### [DIRECTIONS FOR THIS TASK]
Within the data that follows, how many lines contain the word "てんさい"? Reply with only the number.

### [SOURCE RECORDS]
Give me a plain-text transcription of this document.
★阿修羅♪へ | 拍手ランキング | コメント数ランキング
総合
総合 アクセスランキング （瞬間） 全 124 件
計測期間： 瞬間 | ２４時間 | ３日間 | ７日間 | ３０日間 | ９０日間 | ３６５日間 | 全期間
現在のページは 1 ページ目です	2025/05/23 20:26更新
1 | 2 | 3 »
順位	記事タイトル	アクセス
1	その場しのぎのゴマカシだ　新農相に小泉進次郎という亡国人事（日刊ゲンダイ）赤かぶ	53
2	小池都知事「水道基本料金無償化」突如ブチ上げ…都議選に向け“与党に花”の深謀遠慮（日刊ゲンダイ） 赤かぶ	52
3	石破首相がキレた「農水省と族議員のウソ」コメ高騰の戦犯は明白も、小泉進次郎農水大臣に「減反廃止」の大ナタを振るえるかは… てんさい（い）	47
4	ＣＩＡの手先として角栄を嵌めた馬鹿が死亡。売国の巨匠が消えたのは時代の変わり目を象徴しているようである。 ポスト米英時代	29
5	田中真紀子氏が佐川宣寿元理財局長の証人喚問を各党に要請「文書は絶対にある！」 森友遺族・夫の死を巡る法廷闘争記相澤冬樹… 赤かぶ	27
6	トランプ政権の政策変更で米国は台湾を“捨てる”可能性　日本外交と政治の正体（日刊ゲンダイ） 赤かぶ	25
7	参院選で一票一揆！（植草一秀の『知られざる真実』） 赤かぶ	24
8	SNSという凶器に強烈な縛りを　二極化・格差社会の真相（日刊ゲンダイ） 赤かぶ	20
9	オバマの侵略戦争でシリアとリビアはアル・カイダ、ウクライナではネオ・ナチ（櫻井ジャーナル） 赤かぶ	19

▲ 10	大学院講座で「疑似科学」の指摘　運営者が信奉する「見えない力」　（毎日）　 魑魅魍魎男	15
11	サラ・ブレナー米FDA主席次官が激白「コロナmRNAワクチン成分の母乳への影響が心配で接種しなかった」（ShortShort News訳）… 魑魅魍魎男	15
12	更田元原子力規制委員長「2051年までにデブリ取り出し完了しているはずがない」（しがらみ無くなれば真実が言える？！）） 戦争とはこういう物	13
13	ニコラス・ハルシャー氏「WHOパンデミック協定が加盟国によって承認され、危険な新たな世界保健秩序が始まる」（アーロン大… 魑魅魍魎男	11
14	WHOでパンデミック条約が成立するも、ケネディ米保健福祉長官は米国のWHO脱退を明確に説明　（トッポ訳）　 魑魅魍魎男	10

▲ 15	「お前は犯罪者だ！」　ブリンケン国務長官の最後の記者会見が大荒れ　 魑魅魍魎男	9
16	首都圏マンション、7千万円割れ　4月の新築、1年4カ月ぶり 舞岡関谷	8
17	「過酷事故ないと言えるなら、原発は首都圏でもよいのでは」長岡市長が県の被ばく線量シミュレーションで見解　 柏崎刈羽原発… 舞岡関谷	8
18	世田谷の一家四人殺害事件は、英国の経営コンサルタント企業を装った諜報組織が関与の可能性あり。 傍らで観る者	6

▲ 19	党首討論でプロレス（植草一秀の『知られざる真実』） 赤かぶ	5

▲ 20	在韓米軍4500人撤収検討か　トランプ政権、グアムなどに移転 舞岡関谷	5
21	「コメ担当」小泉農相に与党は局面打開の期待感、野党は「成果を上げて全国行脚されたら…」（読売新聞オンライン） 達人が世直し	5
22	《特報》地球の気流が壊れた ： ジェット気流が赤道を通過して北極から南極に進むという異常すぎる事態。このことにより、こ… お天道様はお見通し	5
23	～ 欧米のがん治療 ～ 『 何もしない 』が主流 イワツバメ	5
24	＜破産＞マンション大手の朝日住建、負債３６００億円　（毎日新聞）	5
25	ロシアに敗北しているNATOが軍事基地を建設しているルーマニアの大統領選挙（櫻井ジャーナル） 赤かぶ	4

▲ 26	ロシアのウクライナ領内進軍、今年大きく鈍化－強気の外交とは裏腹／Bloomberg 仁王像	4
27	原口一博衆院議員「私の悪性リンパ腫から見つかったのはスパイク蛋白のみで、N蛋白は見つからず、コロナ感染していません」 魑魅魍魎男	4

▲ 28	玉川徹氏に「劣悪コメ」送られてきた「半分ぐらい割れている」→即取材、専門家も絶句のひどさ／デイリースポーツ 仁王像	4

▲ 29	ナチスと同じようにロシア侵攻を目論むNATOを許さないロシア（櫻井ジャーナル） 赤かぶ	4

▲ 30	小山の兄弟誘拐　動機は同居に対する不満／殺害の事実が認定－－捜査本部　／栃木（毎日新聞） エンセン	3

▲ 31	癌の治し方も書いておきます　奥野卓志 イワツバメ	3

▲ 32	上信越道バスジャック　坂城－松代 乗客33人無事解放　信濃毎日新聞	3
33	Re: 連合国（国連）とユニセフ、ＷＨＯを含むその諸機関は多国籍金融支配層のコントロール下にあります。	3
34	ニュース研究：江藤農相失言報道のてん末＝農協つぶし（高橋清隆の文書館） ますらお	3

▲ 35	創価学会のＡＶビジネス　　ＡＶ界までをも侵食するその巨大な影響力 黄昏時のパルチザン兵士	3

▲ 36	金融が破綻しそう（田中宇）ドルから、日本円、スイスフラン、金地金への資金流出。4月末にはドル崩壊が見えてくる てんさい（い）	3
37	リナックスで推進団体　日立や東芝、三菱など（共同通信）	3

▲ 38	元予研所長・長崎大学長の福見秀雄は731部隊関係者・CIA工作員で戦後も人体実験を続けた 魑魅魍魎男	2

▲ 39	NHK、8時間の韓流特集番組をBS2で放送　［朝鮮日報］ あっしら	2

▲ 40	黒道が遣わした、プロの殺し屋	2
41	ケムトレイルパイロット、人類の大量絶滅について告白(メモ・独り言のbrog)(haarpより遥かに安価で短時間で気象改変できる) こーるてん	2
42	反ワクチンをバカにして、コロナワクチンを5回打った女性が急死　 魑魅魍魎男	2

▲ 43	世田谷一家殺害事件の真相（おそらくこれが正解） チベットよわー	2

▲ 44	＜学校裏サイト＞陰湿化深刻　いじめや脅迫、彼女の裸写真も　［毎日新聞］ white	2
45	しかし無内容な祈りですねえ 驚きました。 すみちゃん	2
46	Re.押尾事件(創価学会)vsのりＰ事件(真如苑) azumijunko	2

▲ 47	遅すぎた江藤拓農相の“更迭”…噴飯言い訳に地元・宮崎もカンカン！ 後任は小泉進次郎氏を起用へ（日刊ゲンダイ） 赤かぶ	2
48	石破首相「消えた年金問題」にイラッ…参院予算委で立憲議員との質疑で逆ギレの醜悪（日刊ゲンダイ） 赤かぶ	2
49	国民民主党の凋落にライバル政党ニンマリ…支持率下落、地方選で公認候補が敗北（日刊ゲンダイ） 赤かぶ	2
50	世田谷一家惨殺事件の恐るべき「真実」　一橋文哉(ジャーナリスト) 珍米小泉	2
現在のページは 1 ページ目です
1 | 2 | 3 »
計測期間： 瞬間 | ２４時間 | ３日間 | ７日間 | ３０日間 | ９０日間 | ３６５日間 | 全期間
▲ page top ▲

### [ANSWER AREA]
2